[Begin]
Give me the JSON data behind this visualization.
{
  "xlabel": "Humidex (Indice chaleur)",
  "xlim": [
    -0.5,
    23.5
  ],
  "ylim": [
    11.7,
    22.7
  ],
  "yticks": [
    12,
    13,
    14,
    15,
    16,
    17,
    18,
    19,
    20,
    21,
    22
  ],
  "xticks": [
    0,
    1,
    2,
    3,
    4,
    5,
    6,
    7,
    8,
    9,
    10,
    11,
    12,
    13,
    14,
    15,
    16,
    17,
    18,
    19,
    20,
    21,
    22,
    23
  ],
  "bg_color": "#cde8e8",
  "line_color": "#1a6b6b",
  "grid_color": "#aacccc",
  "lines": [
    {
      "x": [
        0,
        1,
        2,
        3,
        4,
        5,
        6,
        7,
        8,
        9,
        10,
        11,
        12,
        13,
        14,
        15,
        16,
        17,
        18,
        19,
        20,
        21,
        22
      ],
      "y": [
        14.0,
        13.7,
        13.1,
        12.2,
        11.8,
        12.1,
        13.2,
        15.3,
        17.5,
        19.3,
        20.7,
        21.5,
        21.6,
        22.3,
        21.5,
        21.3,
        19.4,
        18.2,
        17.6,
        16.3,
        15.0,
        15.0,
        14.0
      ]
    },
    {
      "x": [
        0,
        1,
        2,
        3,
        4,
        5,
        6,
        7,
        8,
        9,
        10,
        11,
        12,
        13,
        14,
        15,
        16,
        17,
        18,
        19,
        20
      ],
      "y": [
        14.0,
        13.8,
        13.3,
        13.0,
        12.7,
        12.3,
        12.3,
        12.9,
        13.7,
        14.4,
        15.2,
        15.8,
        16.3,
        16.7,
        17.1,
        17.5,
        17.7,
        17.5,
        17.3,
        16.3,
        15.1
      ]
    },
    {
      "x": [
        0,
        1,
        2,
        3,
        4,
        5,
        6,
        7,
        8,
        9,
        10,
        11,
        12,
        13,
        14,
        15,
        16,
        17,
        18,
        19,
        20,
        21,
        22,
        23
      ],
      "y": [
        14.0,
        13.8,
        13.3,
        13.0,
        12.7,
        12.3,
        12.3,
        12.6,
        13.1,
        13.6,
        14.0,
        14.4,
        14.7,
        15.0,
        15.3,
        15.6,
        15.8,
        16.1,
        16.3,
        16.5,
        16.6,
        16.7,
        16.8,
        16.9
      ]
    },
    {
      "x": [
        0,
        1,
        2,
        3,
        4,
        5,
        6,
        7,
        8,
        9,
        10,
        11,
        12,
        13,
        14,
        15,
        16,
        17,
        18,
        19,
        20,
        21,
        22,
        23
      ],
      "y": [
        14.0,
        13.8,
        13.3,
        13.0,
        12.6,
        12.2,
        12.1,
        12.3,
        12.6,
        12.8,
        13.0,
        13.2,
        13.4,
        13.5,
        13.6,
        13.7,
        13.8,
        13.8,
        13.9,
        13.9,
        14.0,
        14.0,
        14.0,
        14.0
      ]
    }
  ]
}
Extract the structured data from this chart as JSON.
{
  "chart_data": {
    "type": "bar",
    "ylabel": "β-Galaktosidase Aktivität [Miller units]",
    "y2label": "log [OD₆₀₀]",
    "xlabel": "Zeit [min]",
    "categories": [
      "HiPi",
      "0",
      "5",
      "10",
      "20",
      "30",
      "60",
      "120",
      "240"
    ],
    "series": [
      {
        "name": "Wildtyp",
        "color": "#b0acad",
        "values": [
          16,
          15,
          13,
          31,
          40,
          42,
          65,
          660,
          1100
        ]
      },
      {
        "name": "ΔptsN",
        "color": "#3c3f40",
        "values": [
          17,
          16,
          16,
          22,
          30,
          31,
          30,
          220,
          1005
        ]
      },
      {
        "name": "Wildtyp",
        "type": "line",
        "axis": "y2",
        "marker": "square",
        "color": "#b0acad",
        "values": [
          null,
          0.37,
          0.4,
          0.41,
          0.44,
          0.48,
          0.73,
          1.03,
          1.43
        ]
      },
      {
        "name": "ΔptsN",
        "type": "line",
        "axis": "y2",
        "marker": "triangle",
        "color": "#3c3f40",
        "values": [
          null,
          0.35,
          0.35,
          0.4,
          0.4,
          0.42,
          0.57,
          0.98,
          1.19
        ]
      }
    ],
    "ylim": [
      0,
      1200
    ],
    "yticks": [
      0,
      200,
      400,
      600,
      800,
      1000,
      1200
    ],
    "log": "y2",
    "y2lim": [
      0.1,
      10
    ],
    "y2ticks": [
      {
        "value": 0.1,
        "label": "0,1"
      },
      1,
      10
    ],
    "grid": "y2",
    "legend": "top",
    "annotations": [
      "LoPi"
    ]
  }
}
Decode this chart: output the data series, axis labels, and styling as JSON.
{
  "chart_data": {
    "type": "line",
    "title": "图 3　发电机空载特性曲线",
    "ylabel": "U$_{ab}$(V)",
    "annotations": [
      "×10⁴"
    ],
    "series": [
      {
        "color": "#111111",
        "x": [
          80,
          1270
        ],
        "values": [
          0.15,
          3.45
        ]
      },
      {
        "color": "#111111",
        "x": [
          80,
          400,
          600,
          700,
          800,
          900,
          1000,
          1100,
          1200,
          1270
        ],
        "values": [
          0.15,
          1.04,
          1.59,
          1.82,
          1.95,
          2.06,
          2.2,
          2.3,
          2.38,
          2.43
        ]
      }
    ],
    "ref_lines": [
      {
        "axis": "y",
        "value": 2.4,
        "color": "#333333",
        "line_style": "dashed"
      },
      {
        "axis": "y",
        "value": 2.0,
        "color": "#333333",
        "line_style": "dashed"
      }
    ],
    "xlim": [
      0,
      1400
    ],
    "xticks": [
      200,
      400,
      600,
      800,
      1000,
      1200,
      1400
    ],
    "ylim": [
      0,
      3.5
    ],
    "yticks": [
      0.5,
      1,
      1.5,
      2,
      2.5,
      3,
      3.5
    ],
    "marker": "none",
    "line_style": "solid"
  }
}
[End]
#### Exercise directions
Once more, set down the full listing, verbatim.

#### Response to this task
Give me the JSON data behind this visualization.
{
  "xlabel": "Humidex (Indice chaleur)",
  "xlim": [
    -0.5,
    23.5
  ],
  "ylim": [
    11.7,
    22.7
  ],
  "yticks": [
    12,
    13,
    14,
    15,
    16,
    17,
    18,
    19,
    20,
    21,
    22
  ],
  "xticks": [
    0,
    1,
    2,
    3,
    4,
    5,
    6,
    7,
    8,
    9,
    10,
    11,
    12,
    13,
    14,
    15,
    16,
    17,
    18,
    19,
    20,
    21,
    22,
    23
  ],
  "bg_color": "#cde8e8",
  "line_color": "#1a6b6b",
  "grid_color": "#aacccc",
  "lines": [
    {
      "x": [
        0,
        1,
        2,
        3,
        4,
        5,
        6,
        7,
        8,
        9,
        10,
        11,
        12,
        13,
        14,
        15,
        16,
        17,
        18,
        19,
        20,
        21,
        22
      ],
      "y": [
        14.0,
        13.7,
        13.1,
        12.2,
        11.8,
        12.1,
        13.2,
        15.3,
        17.5,
        19.3,
        20.7,
        21.5,
        21.6,
        22.3,
        21.5,
        21.3,
        19.4,
        18.2,
        17.6,
        16.3,
        15.0,
        15.0,
        14.0
      ]
    },
    {
      "x": [
        0,
        1,
        2,
        3,
        4,
        5,
        6,
        7,
        8,
        9,
        10,
        11,
        12,
        13,
        14,
        15,
        16,
        17,
        18,
        19,
        20
      ],
      "y": [
        14.0,
        13.8,
        13.3,
        13.0,
        12.7,
        12.3,
        12.3,
        12.9,
        13.7,
        14.4,
        15.2,
        15.8,
        16.3,
        16.7,
        17.1,
        17.5,
        17.7,
        17.5,
        17.3,
        16.3,
        15.1
      ]
    },
    {
      "x": [
        0,
        1,
        2,
        3,
        4,
        5,
        6,
        7,
        8,
        9,
        10,
        11,
        12,
        13,
        14,
        15,
        16,
        17,
        18,
        19,
        20,
        21,
        22,
        23
      ],
      "y": [
        14.0,
        13.8,
        13.3,
        13.0,
        12.7,
        12.3,
        12.3,
        12.6,
        13.1,
        13.6,
        14.0,
        14.4,
        14.7,
        15.0,
        15.3,
        15.6,
        15.8,
        16.1,
        16.3,
        16.5,
        16.6,
        16.7,
        16.8,
        16.9
      ]
    },
    {
      "x": [
        0,
        1,
        2,
        3,
        4,
        5,
        6,
        7,
        8,
        9,
        10,
        11,
        12,
        13,
        14,
        15,
        16,
        17,
        18,
        19,
        20,
        21,
        22,
        23
      ],
      "y": [
        14.0,
        13.8,
        13.3,
        13.0,
        12.6,
        12.2,
        12.1,
        12.3,
        12.6,
        12.8,
        13.0,
        13.2,
        13.4,
        13.5,
        13.6,
        13.7,
        13.8,
        13.8,
        13.9,
        13.9,
        14.0,
        14.0,
        14.0,
        14.0
      ]
    }
  ]
}
Extract the structured data from this chart as JSON.
{
  "chart_data": {
    "type": "bar",
    "ylabel": "β-Galaktosidase Aktivität [Miller units]",
    "y2label": "log [OD₆₀₀]",
    "xlabel": "Zeit [min]",
    "categories": [
      "HiPi",
      "0",
      "5",
      "10",
      "20",
      "30",
      "60",
      "120",
      "240"
    ],
    "series": [
      {
        "name": "Wildtyp",
        "color": "#b0acad",
        "values": [
          16,
          15,
          13,
          31,
          40,
          42,
          65,
          660,
          1100
        ]
      },
      {
        "name": "ΔptsN",
        "color": "#3c3f40",
        "values": [
          17,
          16,
          16,
          22,
          30,
          31,
          30,
          220,
          1005
        ]
      },
      {
        "name": "Wildtyp",
        "type": "line",
        "axis": "y2",
        "marker": "square",
        "color": "#b0acad",
        "values": [
          null,
          0.37,
          0.4,
          0.41,
          0.44,
          0.48,
          0.73,
          1.03,
          1.43
        ]
      },
      {
        "name": "ΔptsN",
        "type": "line",
        "axis": "y2",
        "marker": "triangle",
        "color": "#3c3f40",
        "values": [
          null,
          0.35,
          0.35,
          0.4,
          0.4,
          0.42,
          0.57,
          0.98,
          1.19
        ]
      }
    ],
    "ylim": [
      0,
      1200
    ],
    "yticks": [
      0,
      200,
      400,
      600,
      800,
      1000,
      1200
    ],
    "log": "y2",
    "y2lim": [
      0.1,
      10
    ],
    "y2ticks": [
      {
        "value": 0.1,
        "label": "0,1"
      },
      1,
      10
    ],
    "grid": "y2",
    "legend": "top",
    "annotations": [
      "LoPi"
    ]
  }
}
Decode this chart: output the data series, axis labels, and styling as JSON.
{
  "chart_data": {
    "type": "line",
    "title": "图 3　发电机空载特性曲线",
    "ylabel": "U$_{ab}$(V)",
    "annotations": [
      "×10⁴"
    ],
    "series": [
      {
        "color": "#111111",
        "x": [
          80,
          1270
        ],
        "values": [
          0.15,
          3.45
        ]
      },
      {
        "color": "#111111",
        "x": [
          80,
          400,
          600,
          700,
          800,
          900,
          1000,
          1100,
          1200,
          1270
        ],
        "values": [
          0.15,
          1.04,
          1.59,
          1.82,
          1.95,
          2.06,
          2.2,
          2.3,
          2.38,
          2.43
        ]
      }
    ],
    "ref_lines": [
      {
        "axis": "y",
        "value": 2.4,
        "color": "#333333",
        "line_style": "dashed"
      },
      {
        "axis": "y",
        "value": 2.0,
        "color": "#333333",
        "line_style": "dashed"
      }
    ],
    "xlim": [
      0,
      1400
    ],
    "xticks": [
      200,
      400,
      600,
      800,
      1000,
      1200,
      1400
    ],
    "ylim": [
      0,
      3.5
    ],
    "yticks": [
      0.5,
      1,
      1.5,
      2,
      2.5,
      3,
      3.5
    ],
    "marker": "none",
    "line_style": "solid"
  }
}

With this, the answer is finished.